## SET PROBLEM
Find the lines holding "this" and copy them.

## EXCERPTED DATA
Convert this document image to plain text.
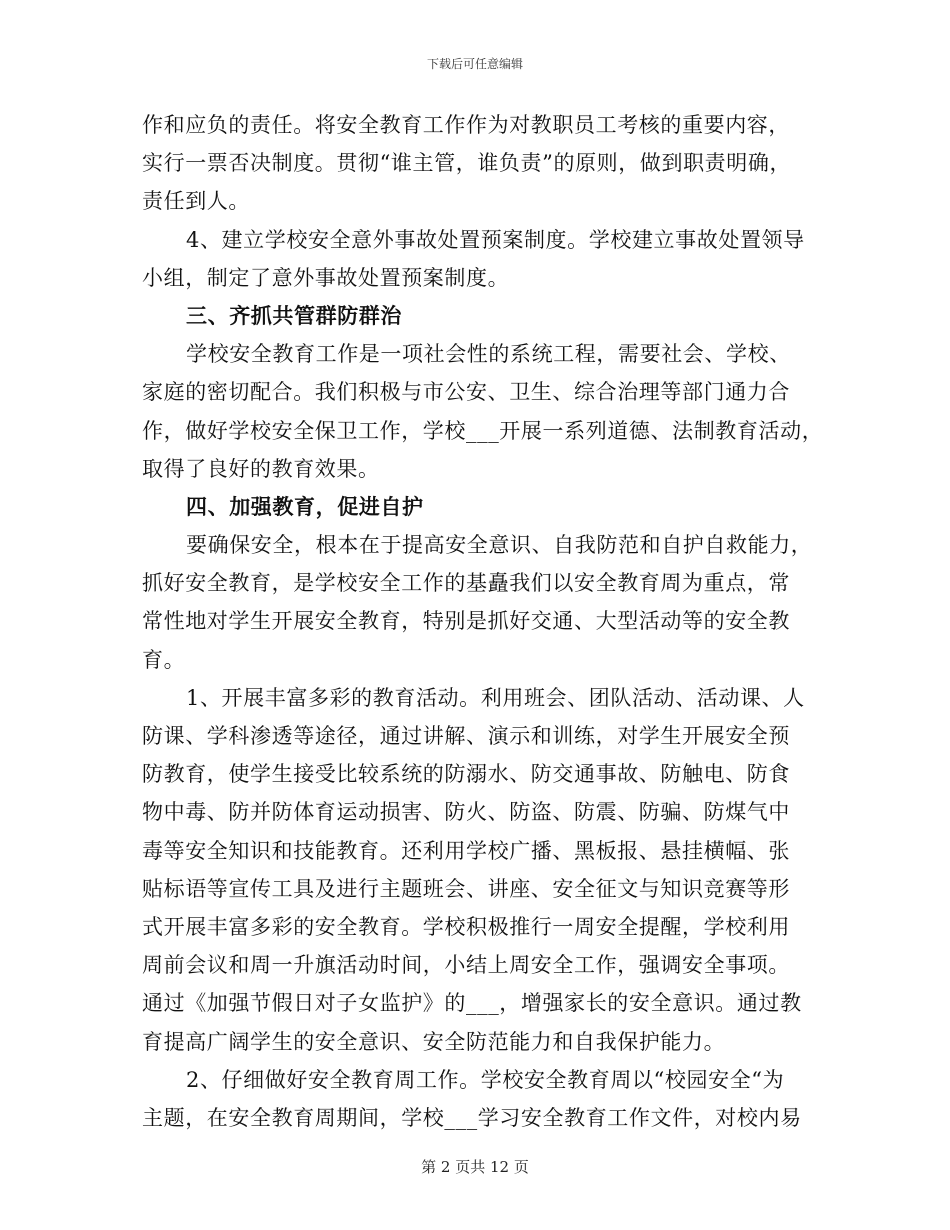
下载后可任意编辑
作和应负的责任。将安全教育工作作为对教职员工考核的重要内容，
实行一票否决制度。贯彻“谁主管，谁负责”的原则，做到职责明确，
责任到人。
4、建立学校安全意外事故处置预案制度。学校建立事故处置领导
小组，制定了意外事故处置预案制度。
三、齐抓共管群防群治
学校安全教育工作是一项社会性的系统工程，需要社会、学校、
家庭的密切配合。我们积极与市公安、卫生、综合治理等部门通力合
作，做好学校安全保卫工作，学校___开展一系列道德、法制教育活动，
取得了良好的教育效果。
四、加强教育，促进自护
要确保安全，根本在于提高安全意识、自我防范和自护自救能力，
抓好安全教育，是学校安全工作的基矗我们以安全教育周为重点，常
常性地对学生开展安全教育，特别是抓好交通、大型活动等的安全教
育。
1、开展丰富多彩的教育活动。利用班会、团队活动、活动课、人
防课、学科渗透等途径，通过讲解、演示和训练，对学生开展安全预
防教育，使学生接受比较系统的防溺水、防交通事故、防触电、防食
物中毒、防并防体育运动损害、防火、防盗、防震、防骗、防煤气中
毒等安全知识和技能教育。还利用学校广播、黑板报、悬挂横幅、张
贴标语等宣传工具及进行主题班会、讲座、安全征文与知识竞赛等形
式开展丰富多彩的安全教育。学校积极推行一周安全提醒，学校利用
周前会议和周一升旗活动时间，小结上周安全工作，强调安全事项。
通过《加强节假日对子女监护》的___，增强家长的安全意识。通过教
育提高广阔学生的安全意识、安全防范能力和自我保护能力。
2、仔细做好安全教育周工作。学校安全教育周以“校园安全“为
主题，在安全教育周期间，学校___学习安全教育工作文件，对校内易
第 2 页共 12 页
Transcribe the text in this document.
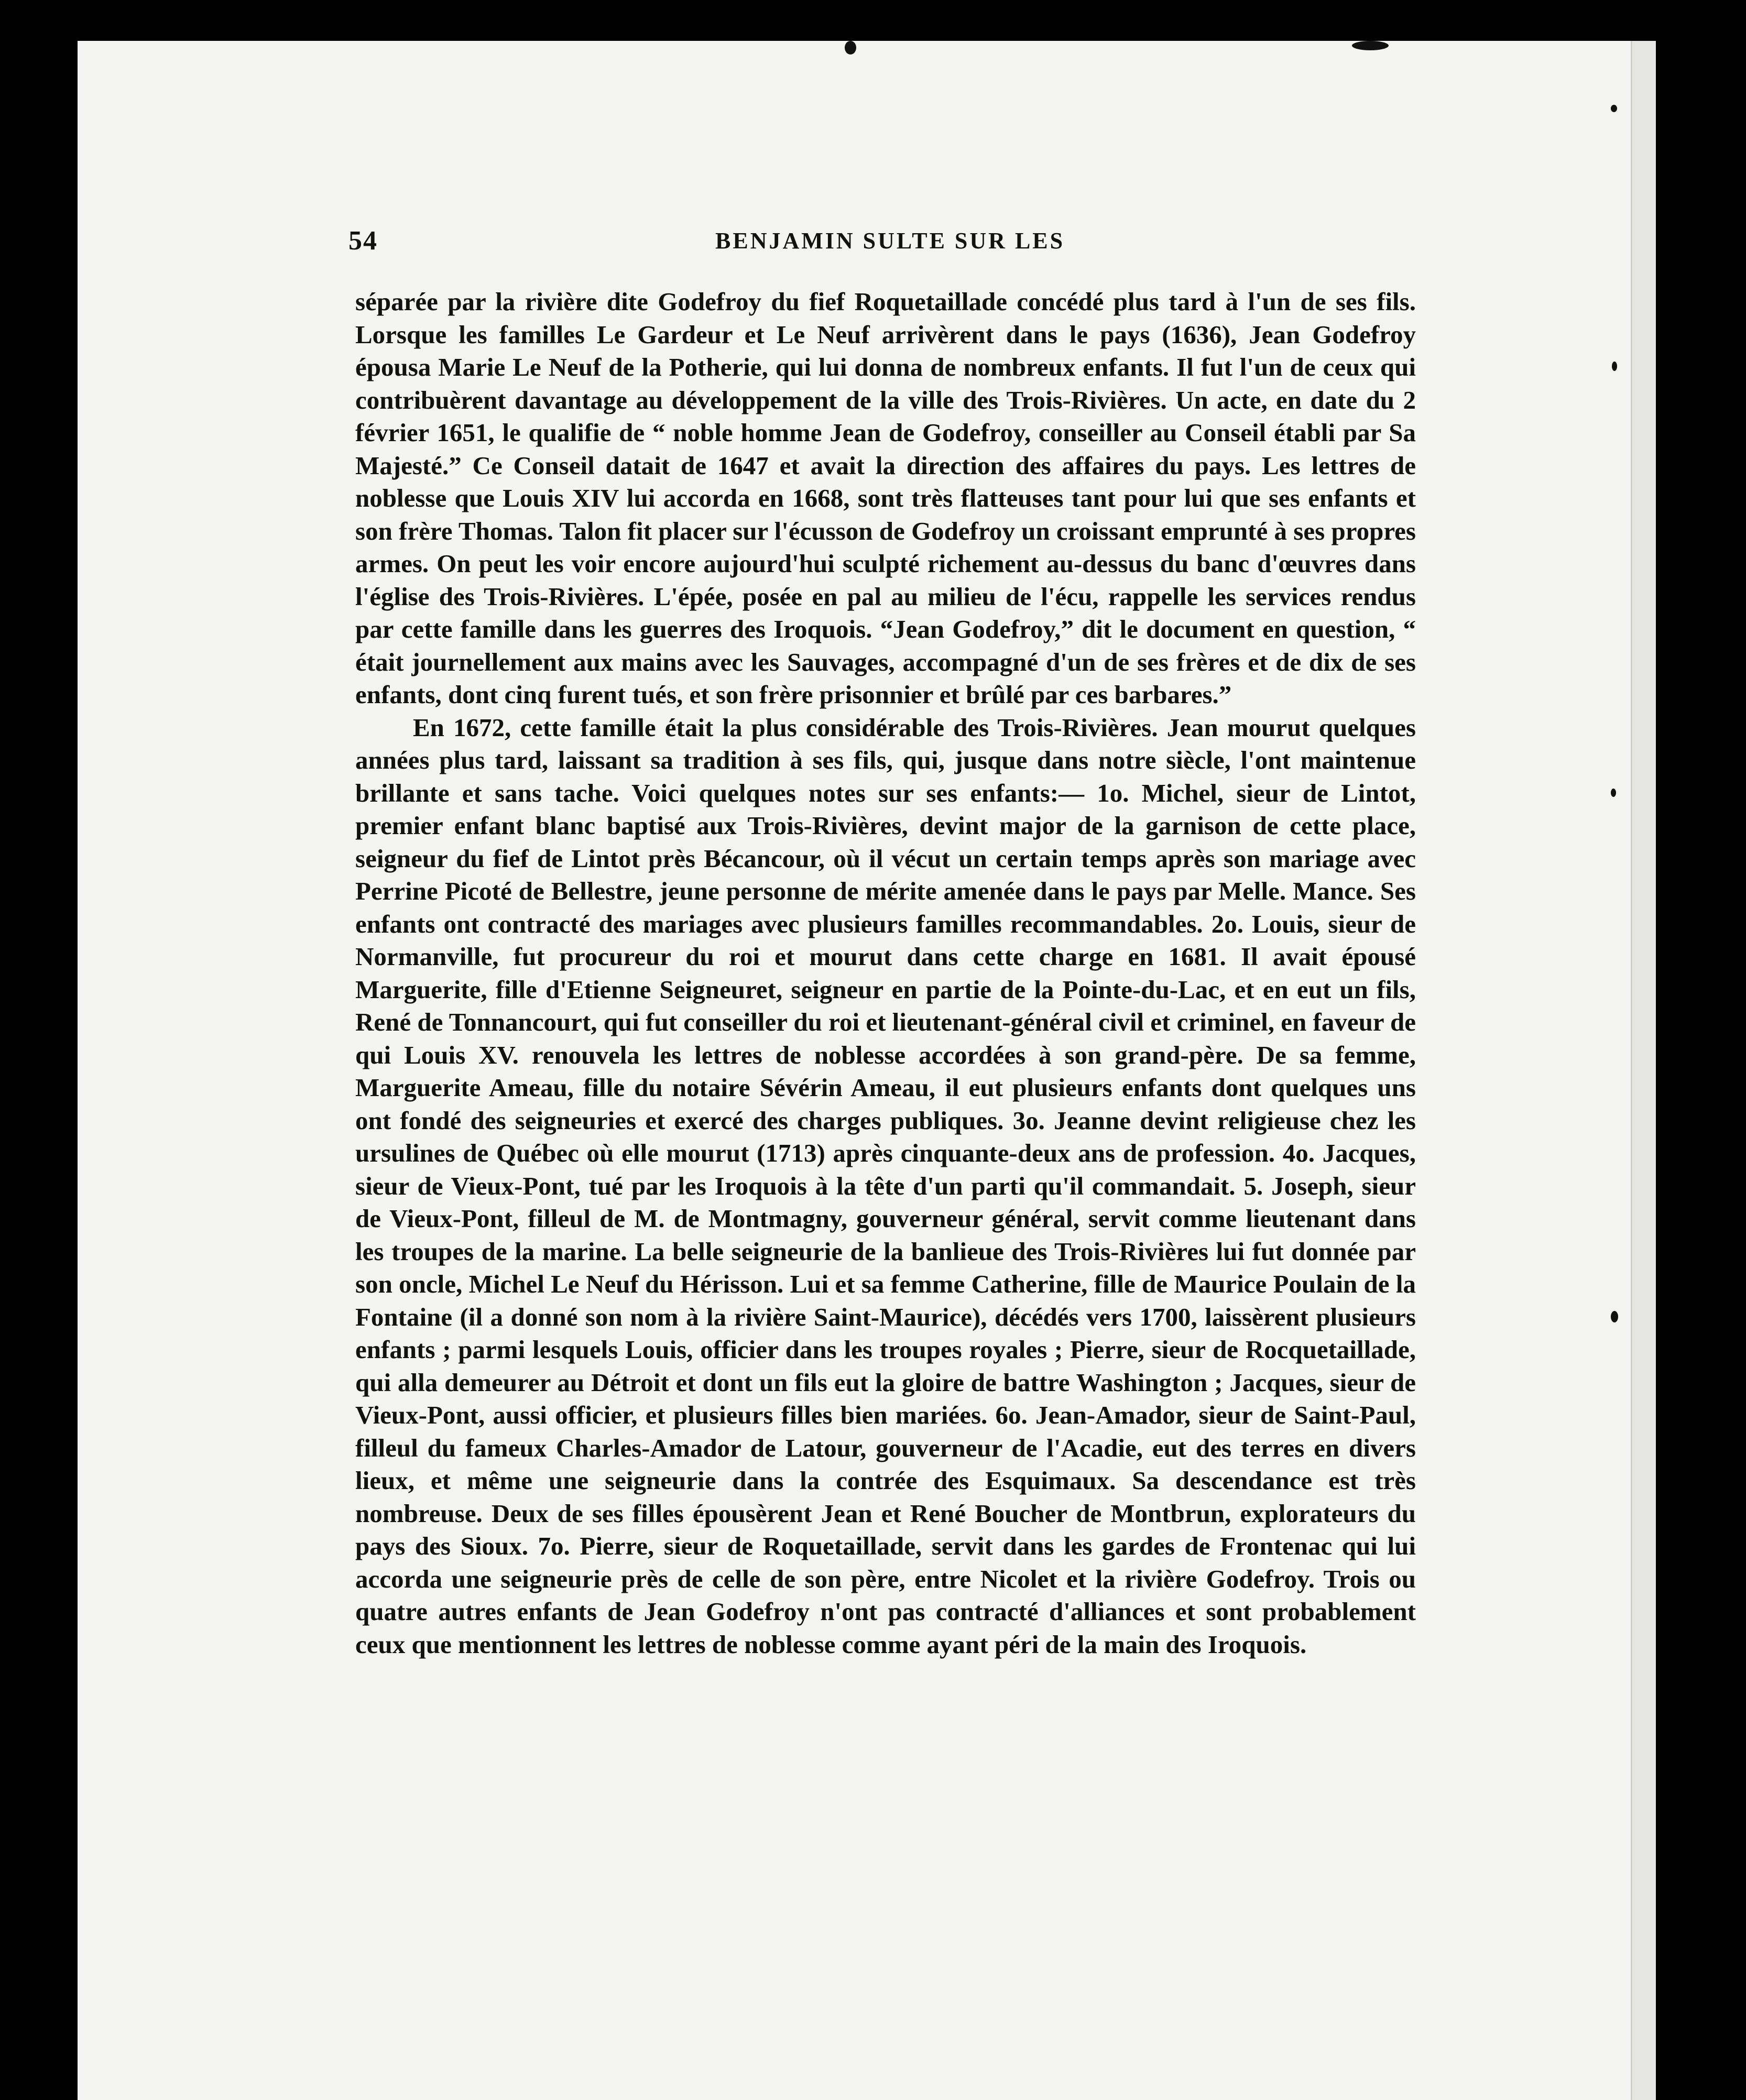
54	BENJAMIN SULTE SUR LES

séparée par la rivière dite Godefroy du fief Roquetaillade concédé plus tard à l'un de ses fils. Lorsque les familles Le Gardeur et Le Neuf arrivèrent dans le pays (1636), Jean Godefroy épousa Marie Le Neuf de la Potherie, qui lui donna de nombreux enfants. Il fut l'un de ceux qui contribuèrent davantage au développement de la ville des Trois-Rivières. Un acte, en date du 2 février 1651, le qualifie de “ noble homme Jean de Godefroy, conseiller au Conseil établi par Sa Majesté.” Ce Conseil datait de 1647 et avait la direction des affaires du pays. Les lettres de noblesse que Louis XIV lui accorda en 1668, sont très flatteuses tant pour lui que ses enfants et son frère Thomas. Talon fit placer sur l'écusson de Godefroy un croissant emprunté à ses propres armes. On peut les voir encore aujourd'hui sculpté richement au-dessus du banc d'œuvres dans l'église des Trois-Rivières. L'épée, posée en pal au milieu de l'écu, rappelle les services rendus par cette famille dans les guerres des Iroquois. “Jean Godefroy,” dit le document en question, “ était journellement aux mains avec les Sauvages, accompagné d'un de ses frères et de dix de ses enfants, dont cinq furent tués, et son frère prisonnier et brûlé par ces barbares.”

En 1672, cette famille était la plus considérable des Trois-Rivières. Jean mourut quelques années plus tard, laissant sa tradition à ses fils, qui, jusque dans notre siècle, l'ont maintenue brillante et sans tache. Voici quelques notes sur ses enfants:— 1o. Michel, sieur de Lintot, premier enfant blanc baptisé aux Trois-Rivières, devint major de la garnison de cette place, seigneur du fief de Lintot près Bécancour, où il vécut un certain temps après son mariage avec Perrine Picoté de Bellestre, jeune personne de mérite amenée dans le pays par Melle. Mance. Ses enfants ont contracté des mariages avec plusieurs familles recommandables. 2o. Louis, sieur de Normanville, fut procureur du roi et mourut dans cette charge en 1681. Il avait épousé Marguerite, fille d'Etienne Seigneuret, seigneur en partie de la Pointe-du-Lac, et en eut un fils, René de Tonnancourt, qui fut conseiller du roi et lieutenant-général civil et criminel, en faveur de qui Louis XV. renouvela les lettres de noblesse accordées à son grand-père. De sa femme, Marguerite Ameau, fille du notaire Sévérin Ameau, il eut plusieurs enfants dont quelques uns ont fondé des seigneuries et exercé des charges publiques. 3o. Jeanne devint religieuse chez les ursulines de Québec où elle mourut (1713) après cinquante-deux ans de profession. 4o. Jacques, sieur de Vieux-Pont, tué par les Iroquois à la tête d'un parti qu'il commandait. 5. Joseph, sieur de Vieux-Pont, filleul de M. de Montmagny, gouverneur général, servit comme lieutenant dans les troupes de la marine. La belle seigneurie de la banlieue des Trois-Rivières lui fut donnée par son oncle, Michel Le Neuf du Hérisson. Lui et sa femme Catherine, fille de Maurice Poulain de la Fontaine (il a donné son nom à la rivière Saint-Maurice), décédés vers 1700, laissèrent plusieurs enfants ; parmi lesquels Louis, officier dans les troupes royales ; Pierre, sieur de Rocquetaillade, qui alla demeurer au Détroit et dont un fils eut la gloire de battre Washington ; Jacques, sieur de Vieux-Pont, aussi officier, et plusieurs filles bien mariées. 6o. Jean-Amador, sieur de Saint-Paul, filleul du fameux Charles-Amador de Latour, gouverneur de l'Acadie, eut des terres en divers lieux, et même une seigneurie dans la contrée des Esquimaux. Sa descendance est très nombreuse. Deux de ses filles épousèrent Jean et René Boucher de Montbrun, explorateurs du pays des Sioux. 7o. Pierre, sieur de Roquetaillade, servit dans les gardes de Frontenac qui lui accorda une seigneurie près de celle de son père, entre Nicolet et la rivière Godefroy. Trois ou quatre autres enfants de Jean Godefroy n'ont pas contracté d'alliances et sont probablement ceux que mentionnent les lettres de noblesse comme ayant péri de la main des Iroquois.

## RESULT BELOW
Convert this document image to plain text.
Transcribe the text in this document.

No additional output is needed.